_EXERCISE PROMPT_. Note each line where "Nasdaq" appears, and copy it.

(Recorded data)
+ + + + +

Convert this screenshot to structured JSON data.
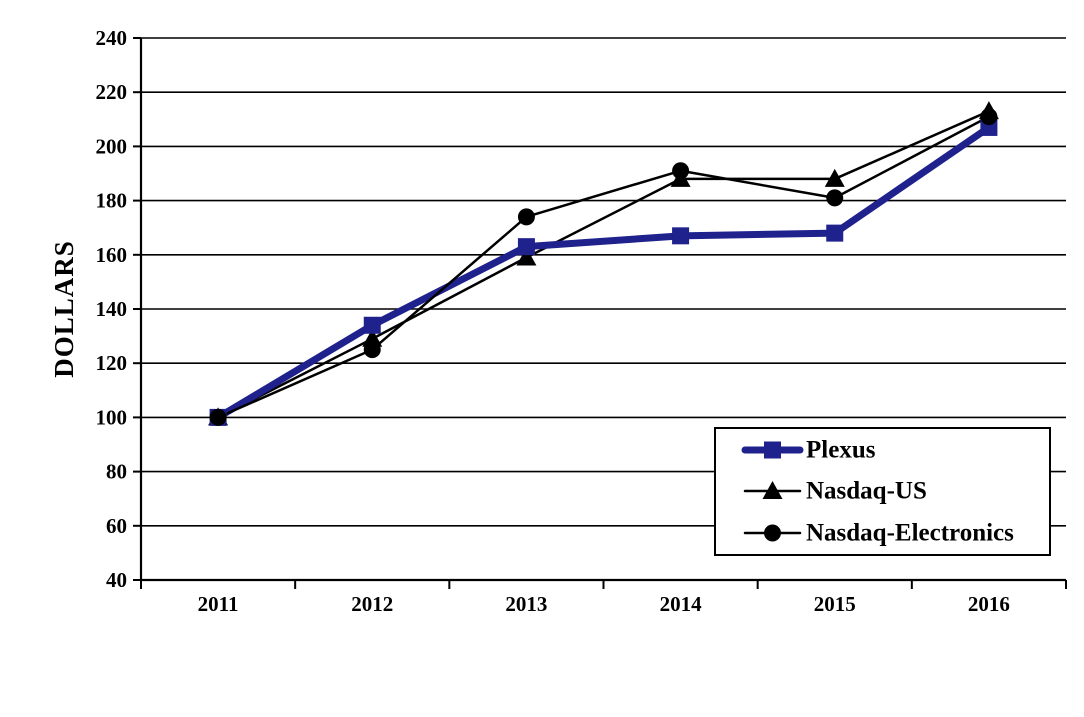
{
  "chart_data": {
    "type": "line",
    "title": "",
    "categories": [
      "2011",
      "2012",
      "2013",
      "2014",
      "2015",
      "2016"
    ],
    "series": [
      {
        "name": "Plexus",
        "marker": "square",
        "color": "#1F218C",
        "line_width": 7,
        "values": [
          100,
          134,
          163,
          167,
          168,
          207
        ]
      },
      {
        "name": "Nasdaq-US",
        "marker": "triangle",
        "color": "#000000",
        "line_width": 2.5,
        "values": [
          100,
          129,
          159,
          188,
          188,
          213
        ]
      },
      {
        "name": "Nasdaq-Electronics",
        "marker": "circle",
        "color": "#000000",
        "line_width": 2.5,
        "values": [
          100,
          125,
          174,
          191,
          181,
          211
        ]
      }
    ],
    "xlabel": "",
    "ylabel": "DOLLARS",
    "ylim": [
      40,
      240
    ],
    "ytick_step": 20,
    "grid": true,
    "legend_position": "inside-bottom-right"
  },
  "colors": {
    "background": "#FFFFFF",
    "axis": "#000000",
    "gridline": "#000000",
    "plexus_blue": "#1F218C"
  }
}
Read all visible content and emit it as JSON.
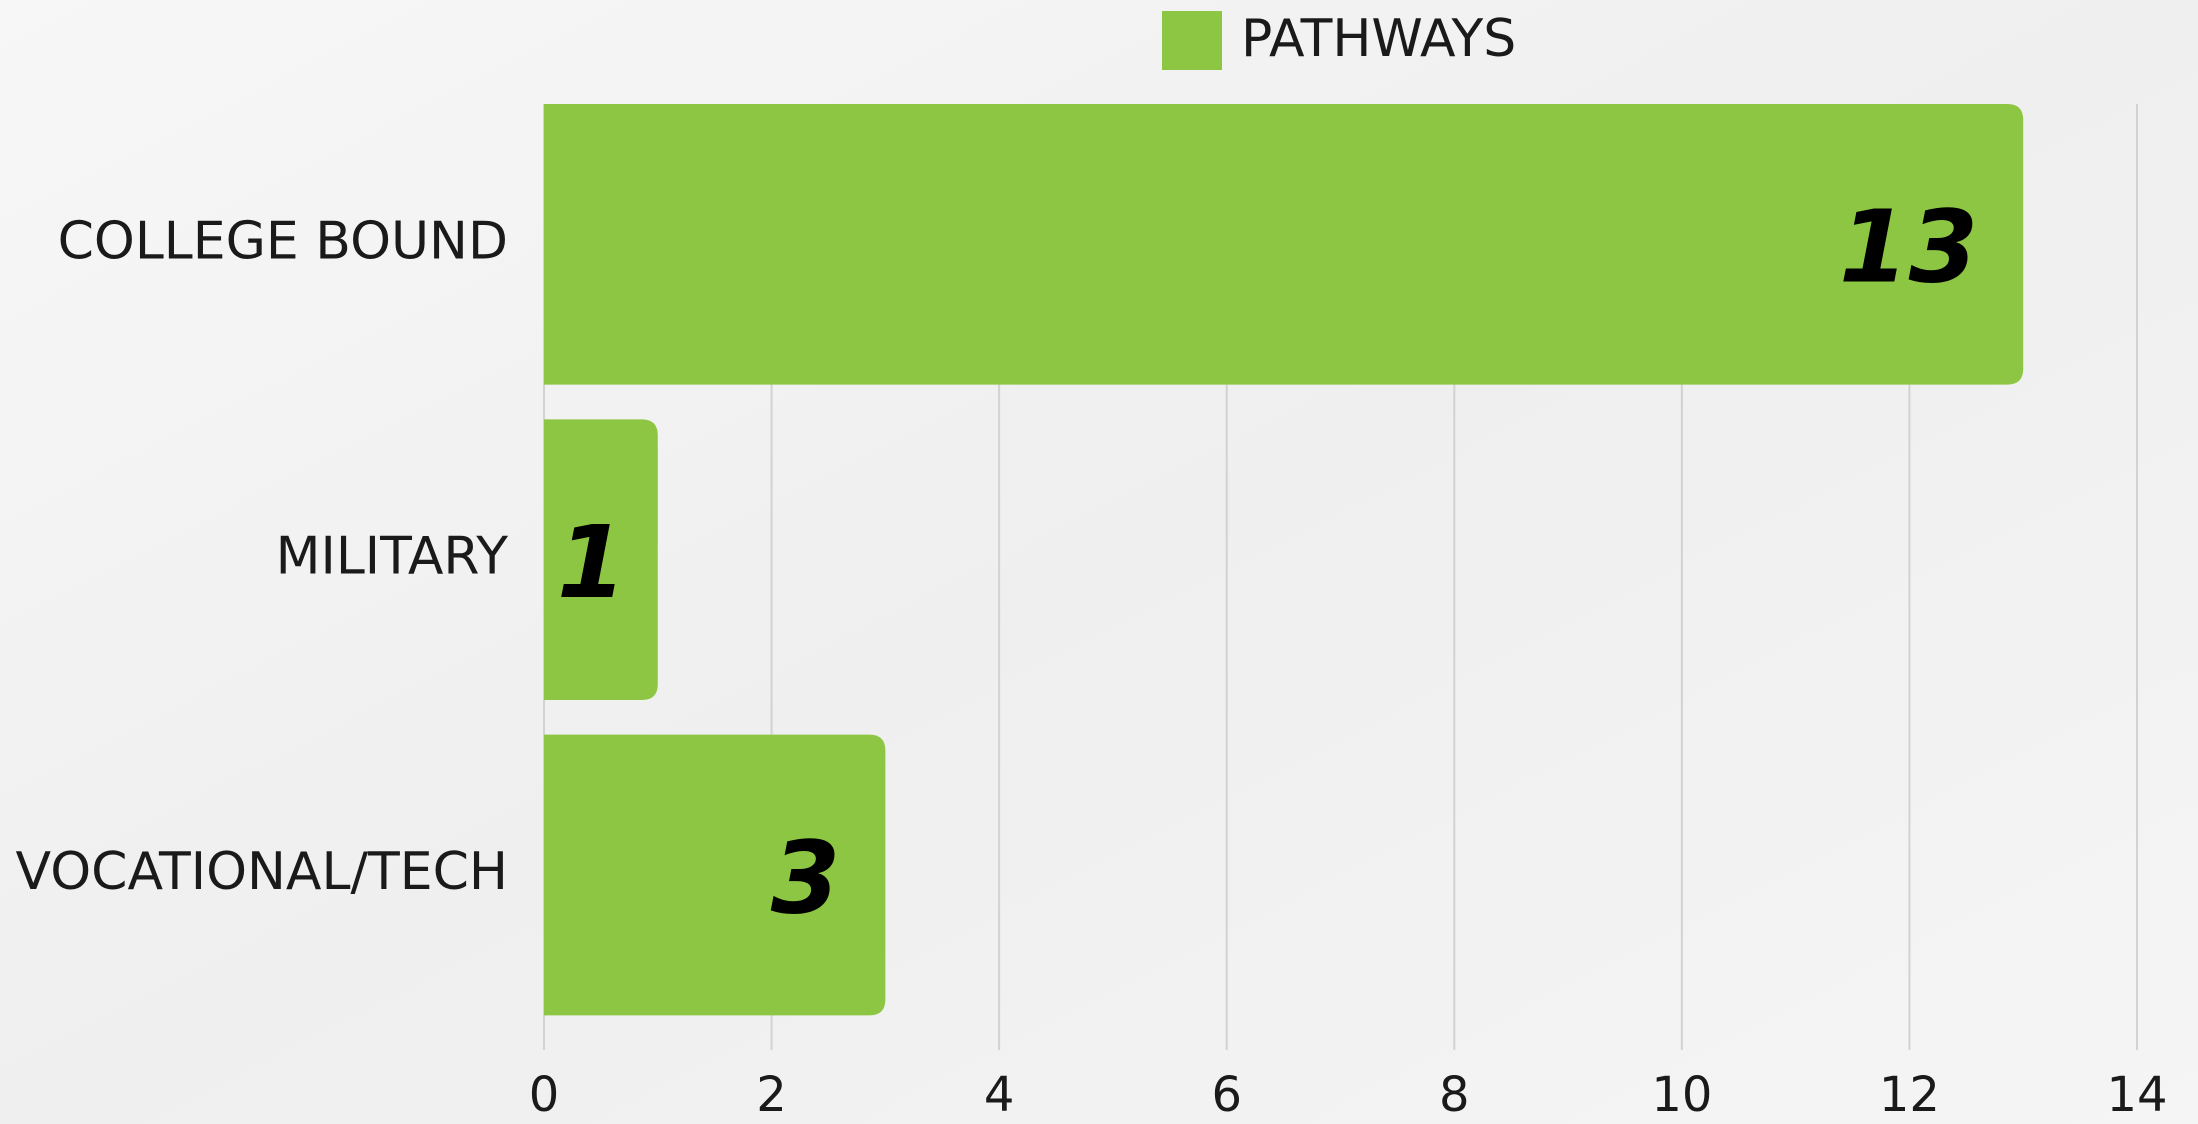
{
  "chart_data": {
    "type": "bar",
    "orientation": "horizontal",
    "categories": [
      "COLLEGE BOUND",
      "MILITARY",
      "VOCATIONAL/TECH"
    ],
    "series": [
      {
        "name": "PATHWAYS",
        "color": "#8dc642",
        "values": [
          13,
          1,
          3
        ]
      }
    ],
    "xlim": [
      0,
      14
    ],
    "xticks": [
      0,
      2,
      4,
      6,
      8,
      10,
      12,
      14
    ],
    "grid": true,
    "legend": "top"
  }
}
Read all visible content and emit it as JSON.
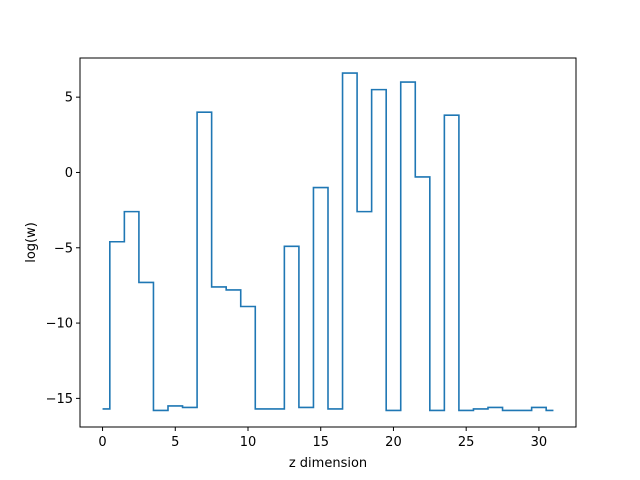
{
  "chart_data": {
    "type": "line",
    "drawstyle": "steps-mid",
    "title": "",
    "xlabel": "z dimension",
    "ylabel": "log(w)",
    "xlim": [
      -1.55,
      32.55
    ],
    "ylim": [
      -16.9,
      7.6
    ],
    "xticks": [
      0,
      5,
      10,
      15,
      20,
      25,
      30
    ],
    "yticks": [
      -15,
      -10,
      -5,
      0,
      5
    ],
    "ytick_labels": [
      "−15",
      "−10",
      "−5",
      "0",
      "5"
    ],
    "grid": false,
    "color": "#1f77b4",
    "series": [
      {
        "x": [
          0,
          1,
          2,
          3,
          4,
          5,
          6,
          7,
          8,
          9,
          10,
          11,
          12,
          13,
          14,
          15,
          16,
          17,
          18,
          19,
          20,
          21,
          22,
          23,
          24,
          25,
          26,
          27,
          28,
          29,
          30,
          31
        ],
        "y": [
          -15.7,
          -4.6,
          -2.6,
          -7.3,
          -15.8,
          -15.5,
          -15.6,
          4.0,
          -7.6,
          -7.8,
          -8.9,
          -15.7,
          -15.7,
          -4.9,
          -15.6,
          -1.0,
          -15.7,
          6.6,
          -2.6,
          5.5,
          -15.8,
          6.0,
          -0.3,
          -15.8,
          3.8,
          -15.8,
          -15.7,
          -15.6,
          -15.8,
          -15.8,
          -15.6,
          -15.8
        ]
      }
    ]
  }
}
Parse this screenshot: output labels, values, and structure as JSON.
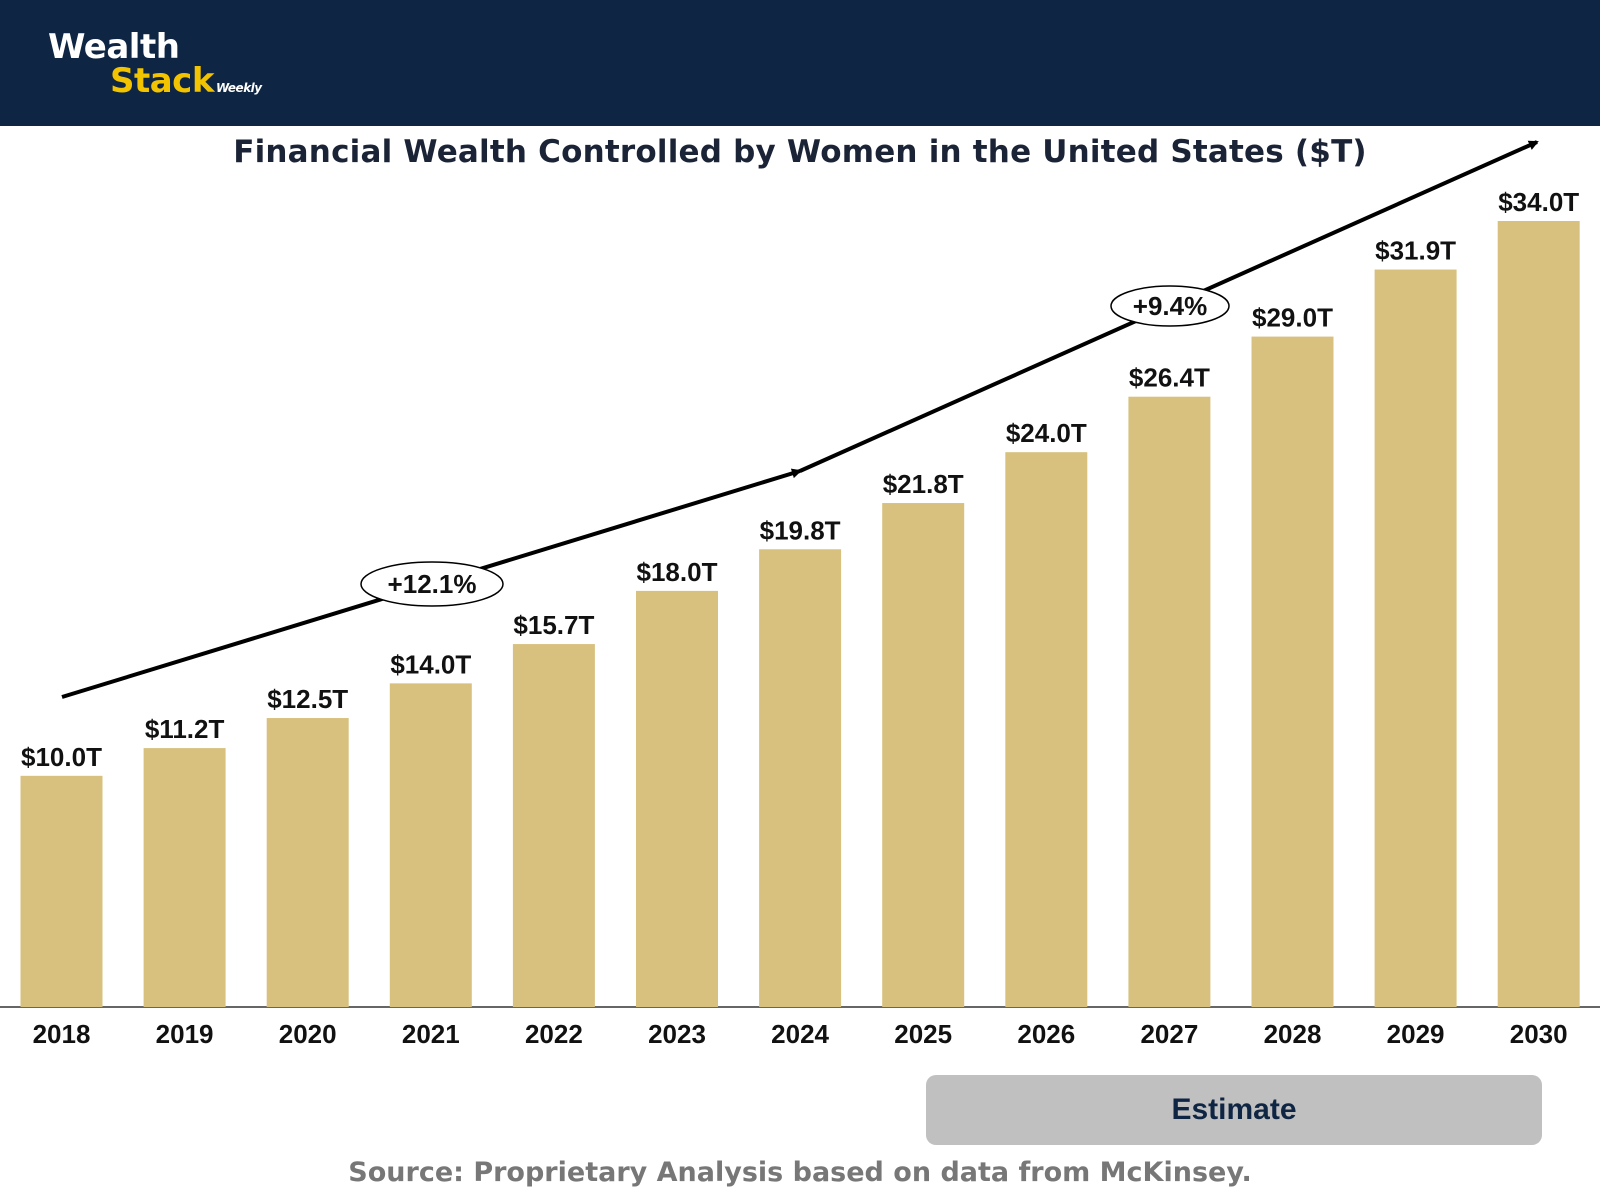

+ + + + +

_THE REPLY_.
        "name": "Nasdaq-US",
        "name": "Nasdaq-Electronics",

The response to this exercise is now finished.